───── Records for the task ─────

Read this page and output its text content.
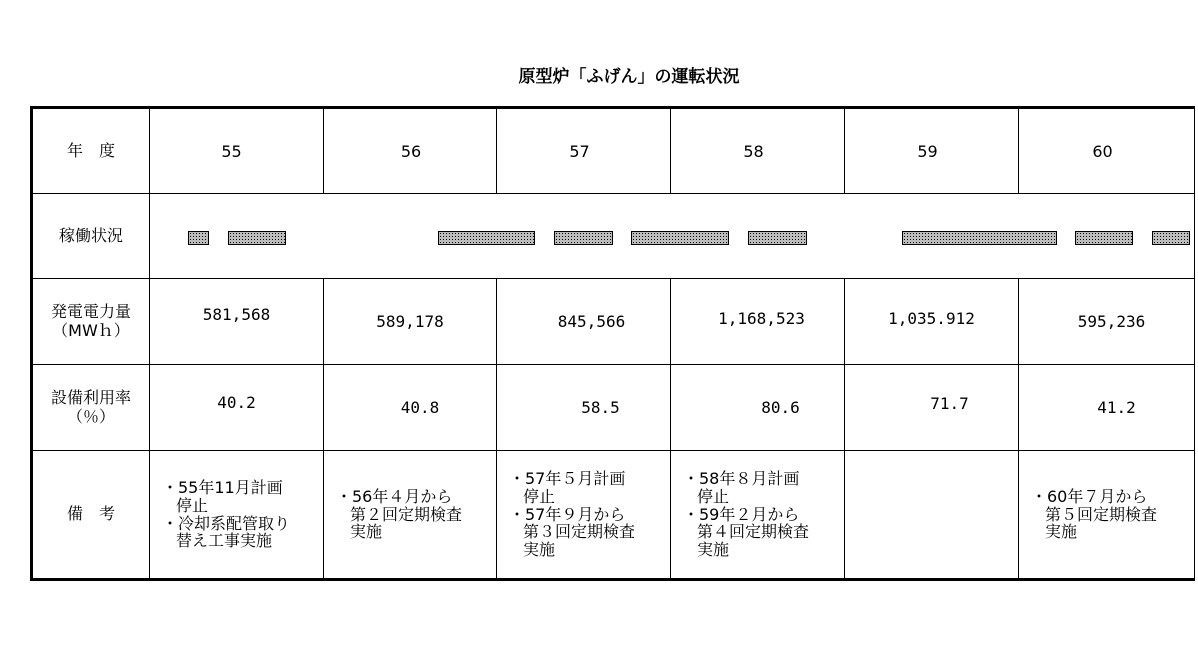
原型炉「ふげん」の運転状況
年　度	55	56	57	58	59	60
稼働状況						

発電電力量
（MWｈ）	581,568	589,178	845,566	1,168,523	1,035.912	595,236
設備利用率
（％）	40.2	40.8	58.5	80.6	71.7	41.2
備　考	・55年11月計画
停止
・冷却系配管取り
替え工事実施	・56年４月から
第２回定期検査
実施	・57年５月計画
停止
・57年９月から
第３回定期検査
実施	・58年８月計画
停止
・59年２月から
第４回定期検査
実施		・60年７月から
第５回定期検査
実施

─────

## Aim of the exercise
Reproduce the full listing faithfully, but do not carry over any pictures.

## Result of this exercise
Read this page and output its text content.
原型炉「ふげん」の運転状況
年　度	55	56	57	58	59	60
稼働状況						

発電電力量
（MWｈ）	581,568	589,178	845,566	1,168,523	1,035.912	595,236
設備利用率
（％）	40.2	40.8	58.5	80.6	71.7	41.2
備　考	・55年11月計画
停止
・冷却系配管取り
替え工事実施	・56年４月から
第２回定期検査
実施	・57年５月計画
停止
・57年９月から
第３回定期検査
実施	・58年８月計画
停止
・59年２月から
第４回定期検査
実施		・60年７月から
第５回定期検査
実施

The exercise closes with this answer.